## WHAT NEEDS TO BE DONE
Your task is to copy every line of the entries that contains "Heat".

[Figure content listings]
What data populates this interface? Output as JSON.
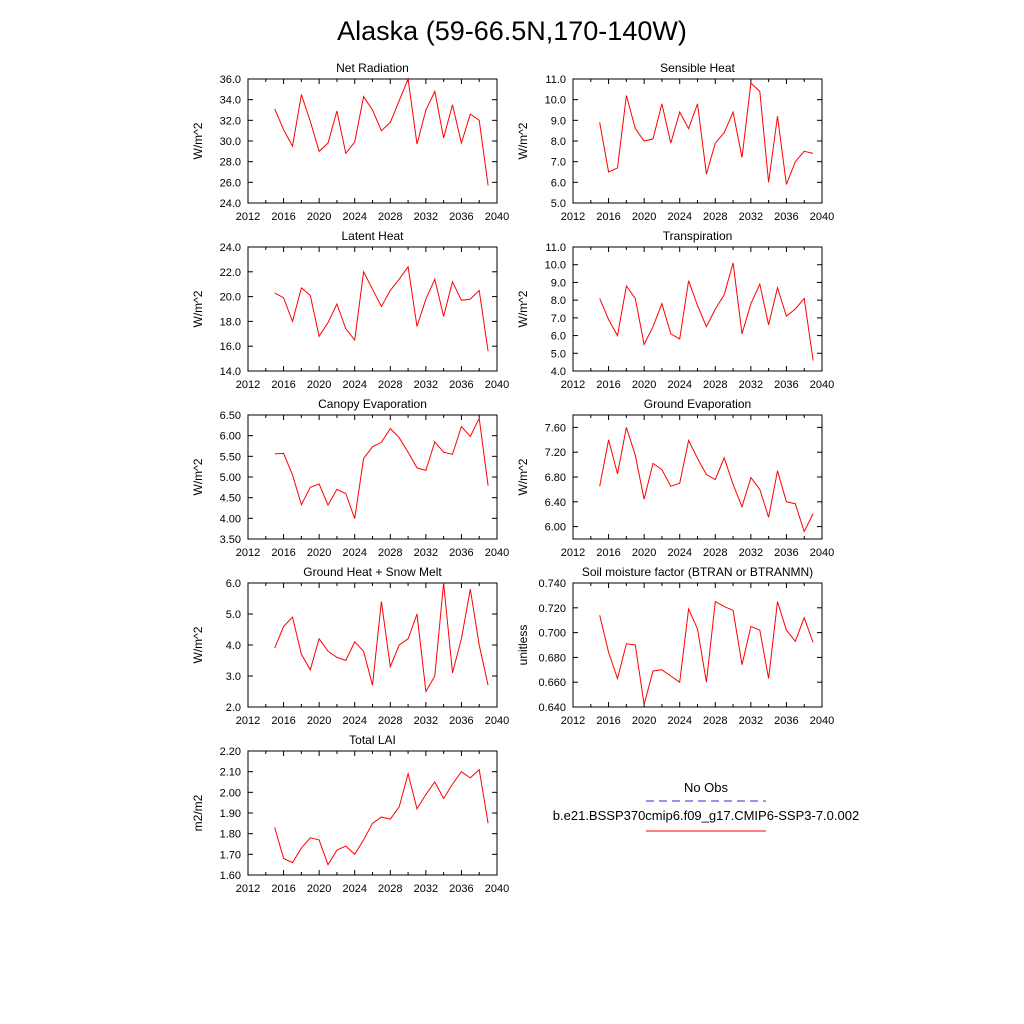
{
  "figure": {
    "title": "Alaska (59-66.5N,170-140W)"
  },
  "legend": {
    "obs_label": "No Obs",
    "obs_color": "#2b2bd6",
    "model_label": "b.e21.BSSP370cmip6.f09_g17.CMIP6-SSP3-7.0.002",
    "model_color": "#ff0000"
  },
  "chart_data": [
    {
      "type": "line",
      "title": "Net Radiation",
      "xlabel": "",
      "ylabel": "W/m^2",
      "xlim": [
        2012,
        2040
      ],
      "ylim": [
        24.0,
        36.0
      ],
      "xticks": [
        2012,
        2016,
        2020,
        2024,
        2028,
        2032,
        2036,
        2040
      ],
      "yticks": [
        24.0,
        26.0,
        28.0,
        30.0,
        32.0,
        34.0,
        36.0
      ],
      "ytick_decimals": 1,
      "grid": false,
      "series": [
        {
          "color": "#ff0000",
          "x": [
            2015,
            2016,
            2017,
            2018,
            2019,
            2020,
            2021,
            2022,
            2023,
            2024,
            2025,
            2026,
            2027,
            2028,
            2029,
            2030,
            2031,
            2032,
            2033,
            2034,
            2035,
            2036,
            2037,
            2038,
            2039
          ],
          "y": [
            33.1,
            31.1,
            29.5,
            34.5,
            31.9,
            29.0,
            29.8,
            32.9,
            28.8,
            29.9,
            34.3,
            33.0,
            31.0,
            31.8,
            33.9,
            36.0,
            29.7,
            33.0,
            34.8,
            30.3,
            33.5,
            29.8,
            32.6,
            32.0,
            25.7
          ]
        }
      ]
    },
    {
      "type": "line",
      "title": "Sensible Heat",
      "xlabel": "",
      "ylabel": "W/m^2",
      "xlim": [
        2012,
        2040
      ],
      "ylim": [
        5.0,
        11.0
      ],
      "xticks": [
        2012,
        2016,
        2020,
        2024,
        2028,
        2032,
        2036,
        2040
      ],
      "yticks": [
        5.0,
        6.0,
        7.0,
        8.0,
        9.0,
        10.0,
        11.0
      ],
      "ytick_decimals": 1,
      "grid": false,
      "series": [
        {
          "color": "#ff0000",
          "x": [
            2015,
            2016,
            2017,
            2018,
            2019,
            2020,
            2021,
            2022,
            2023,
            2024,
            2025,
            2026,
            2027,
            2028,
            2029,
            2030,
            2031,
            2032,
            2033,
            2034,
            2035,
            2036,
            2037,
            2038,
            2039
          ],
          "y": [
            8.9,
            6.5,
            6.7,
            10.2,
            8.6,
            8.0,
            8.1,
            9.8,
            7.9,
            9.4,
            8.6,
            9.8,
            6.4,
            7.9,
            8.4,
            9.4,
            7.2,
            10.8,
            10.4,
            6.0,
            9.2,
            5.9,
            7.0,
            7.5,
            7.4
          ]
        }
      ]
    },
    {
      "type": "line",
      "title": "Latent Heat",
      "xlabel": "",
      "ylabel": "W/m^2",
      "xlim": [
        2012,
        2040
      ],
      "ylim": [
        14.0,
        24.0
      ],
      "xticks": [
        2012,
        2016,
        2020,
        2024,
        2028,
        2032,
        2036,
        2040
      ],
      "yticks": [
        14.0,
        16.0,
        18.0,
        20.0,
        22.0,
        24.0
      ],
      "ytick_decimals": 1,
      "grid": false,
      "series": [
        {
          "color": "#ff0000",
          "x": [
            2015,
            2016,
            2017,
            2018,
            2019,
            2020,
            2021,
            2022,
            2023,
            2024,
            2025,
            2026,
            2027,
            2028,
            2029,
            2030,
            2031,
            2032,
            2033,
            2034,
            2035,
            2036,
            2037,
            2038,
            2039
          ],
          "y": [
            20.3,
            19.9,
            18.0,
            20.7,
            20.1,
            16.8,
            17.9,
            19.4,
            17.4,
            16.5,
            22.0,
            20.6,
            19.2,
            20.5,
            21.4,
            22.4,
            17.6,
            19.8,
            21.4,
            18.4,
            21.2,
            19.7,
            19.8,
            20.5,
            15.6
          ]
        }
      ]
    },
    {
      "type": "line",
      "title": "Transpiration",
      "xlabel": "",
      "ylabel": "W/m^2",
      "xlim": [
        2012,
        2040
      ],
      "ylim": [
        4.0,
        11.0
      ],
      "xticks": [
        2012,
        2016,
        2020,
        2024,
        2028,
        2032,
        2036,
        2040
      ],
      "yticks": [
        4.0,
        5.0,
        6.0,
        7.0,
        8.0,
        9.0,
        10.0,
        11.0
      ],
      "ytick_decimals": 1,
      "grid": false,
      "series": [
        {
          "color": "#ff0000",
          "x": [
            2015,
            2016,
            2017,
            2018,
            2019,
            2020,
            2021,
            2022,
            2023,
            2024,
            2025,
            2026,
            2027,
            2028,
            2029,
            2030,
            2031,
            2032,
            2033,
            2034,
            2035,
            2036,
            2037,
            2038,
            2039
          ],
          "y": [
            8.1,
            6.9,
            6.0,
            8.8,
            8.1,
            5.5,
            6.5,
            7.8,
            6.1,
            5.8,
            9.1,
            7.7,
            6.5,
            7.5,
            8.3,
            10.1,
            6.1,
            7.8,
            8.9,
            6.6,
            8.7,
            7.1,
            7.5,
            8.1,
            4.6
          ]
        }
      ]
    },
    {
      "type": "line",
      "title": "Canopy Evaporation",
      "xlabel": "",
      "ylabel": "W/m^2",
      "xlim": [
        2012,
        2040
      ],
      "ylim": [
        3.5,
        6.5
      ],
      "xticks": [
        2012,
        2016,
        2020,
        2024,
        2028,
        2032,
        2036,
        2040
      ],
      "yticks": [
        3.5,
        4.0,
        4.5,
        5.0,
        5.5,
        6.0,
        6.5
      ],
      "ytick_decimals": 2,
      "grid": false,
      "series": [
        {
          "color": "#ff0000",
          "x": [
            2015,
            2016,
            2017,
            2018,
            2019,
            2020,
            2021,
            2022,
            2023,
            2024,
            2025,
            2026,
            2027,
            2028,
            2029,
            2030,
            2031,
            2032,
            2033,
            2034,
            2035,
            2036,
            2037,
            2038,
            2039
          ],
          "y": [
            5.56,
            5.57,
            5.05,
            4.33,
            4.75,
            4.83,
            4.32,
            4.7,
            4.6,
            3.99,
            5.45,
            5.73,
            5.84,
            6.17,
            5.95,
            5.6,
            5.22,
            5.16,
            5.85,
            5.6,
            5.55,
            6.22,
            5.98,
            6.42,
            4.79
          ]
        }
      ]
    },
    {
      "type": "line",
      "title": "Ground Evaporation",
      "xlabel": "",
      "ylabel": "W/m^2",
      "xlim": [
        2012,
        2040
      ],
      "ylim": [
        5.8,
        7.8
      ],
      "xticks": [
        2012,
        2016,
        2020,
        2024,
        2028,
        2032,
        2036,
        2040
      ],
      "yticks": [
        6.0,
        6.4,
        6.8,
        7.2,
        7.6
      ],
      "ytick_decimals": 2,
      "grid": false,
      "series": [
        {
          "color": "#ff0000",
          "x": [
            2015,
            2016,
            2017,
            2018,
            2019,
            2020,
            2021,
            2022,
            2023,
            2024,
            2025,
            2026,
            2027,
            2028,
            2029,
            2030,
            2031,
            2032,
            2033,
            2034,
            2035,
            2036,
            2037,
            2038,
            2039
          ],
          "y": [
            6.65,
            7.4,
            6.85,
            7.6,
            7.15,
            6.44,
            7.02,
            6.92,
            6.65,
            6.7,
            7.39,
            7.1,
            6.84,
            6.76,
            7.11,
            6.68,
            6.32,
            6.79,
            6.6,
            6.15,
            6.9,
            6.4,
            6.37,
            5.92,
            6.21
          ]
        }
      ]
    },
    {
      "type": "line",
      "title": "Ground Heat + Snow Melt",
      "xlabel": "",
      "ylabel": "W/m^2",
      "xlim": [
        2012,
        2040
      ],
      "ylim": [
        2.0,
        6.0
      ],
      "xticks": [
        2012,
        2016,
        2020,
        2024,
        2028,
        2032,
        2036,
        2040
      ],
      "yticks": [
        2.0,
        3.0,
        4.0,
        5.0,
        6.0
      ],
      "ytick_decimals": 1,
      "grid": false,
      "series": [
        {
          "color": "#ff0000",
          "x": [
            2015,
            2016,
            2017,
            2018,
            2019,
            2020,
            2021,
            2022,
            2023,
            2024,
            2025,
            2026,
            2027,
            2028,
            2029,
            2030,
            2031,
            2032,
            2033,
            2034,
            2035,
            2036,
            2037,
            2038,
            2039
          ],
          "y": [
            3.9,
            4.6,
            4.9,
            3.7,
            3.2,
            4.2,
            3.8,
            3.6,
            3.5,
            4.1,
            3.8,
            2.7,
            5.4,
            3.3,
            4.0,
            4.2,
            5.0,
            2.5,
            3.0,
            6.0,
            3.1,
            4.2,
            5.8,
            4.0,
            2.7
          ]
        }
      ]
    },
    {
      "type": "line",
      "title": "Soil moisture factor (BTRAN or BTRANMN)",
      "xlabel": "",
      "ylabel": "unitless",
      "xlim": [
        2012,
        2040
      ],
      "ylim": [
        0.64,
        0.74
      ],
      "xticks": [
        2012,
        2016,
        2020,
        2024,
        2028,
        2032,
        2036,
        2040
      ],
      "yticks": [
        0.64,
        0.66,
        0.68,
        0.7,
        0.72,
        0.74
      ],
      "ytick_decimals": 3,
      "grid": false,
      "series": [
        {
          "color": "#ff0000",
          "x": [
            2015,
            2016,
            2017,
            2018,
            2019,
            2020,
            2021,
            2022,
            2023,
            2024,
            2025,
            2026,
            2027,
            2028,
            2029,
            2030,
            2031,
            2032,
            2033,
            2034,
            2035,
            2036,
            2037,
            2038,
            2039
          ],
          "y": [
            0.714,
            0.684,
            0.663,
            0.691,
            0.69,
            0.642,
            0.669,
            0.67,
            0.665,
            0.66,
            0.719,
            0.703,
            0.66,
            0.725,
            0.721,
            0.718,
            0.674,
            0.705,
            0.702,
            0.663,
            0.725,
            0.702,
            0.693,
            0.712,
            0.692
          ]
        }
      ]
    },
    {
      "type": "line",
      "title": "Total LAI",
      "xlabel": "",
      "ylabel": "m2/m2",
      "xlim": [
        2012,
        2040
      ],
      "ylim": [
        1.6,
        2.2
      ],
      "xticks": [
        2012,
        2016,
        2020,
        2024,
        2028,
        2032,
        2036,
        2040
      ],
      "yticks": [
        1.6,
        1.7,
        1.8,
        1.9,
        2.0,
        2.1,
        2.2
      ],
      "ytick_decimals": 2,
      "grid": false,
      "series": [
        {
          "color": "#ff0000",
          "x": [
            2015,
            2016,
            2017,
            2018,
            2019,
            2020,
            2021,
            2022,
            2023,
            2024,
            2025,
            2026,
            2027,
            2028,
            2029,
            2030,
            2031,
            2032,
            2033,
            2034,
            2035,
            2036,
            2037,
            2038,
            2039
          ],
          "y": [
            1.83,
            1.68,
            1.66,
            1.73,
            1.78,
            1.77,
            1.65,
            1.72,
            1.74,
            1.7,
            1.77,
            1.85,
            1.88,
            1.87,
            1.93,
            2.09,
            1.92,
            1.99,
            2.05,
            1.97,
            2.04,
            2.1,
            2.07,
            2.11,
            1.85
          ]
        }
      ]
    }
  ]
}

## WRITTEN ANSWER
      "title": "Sensible Heat",
      "title": "Latent Heat",
      "title": "Ground Heat + Snow Melt",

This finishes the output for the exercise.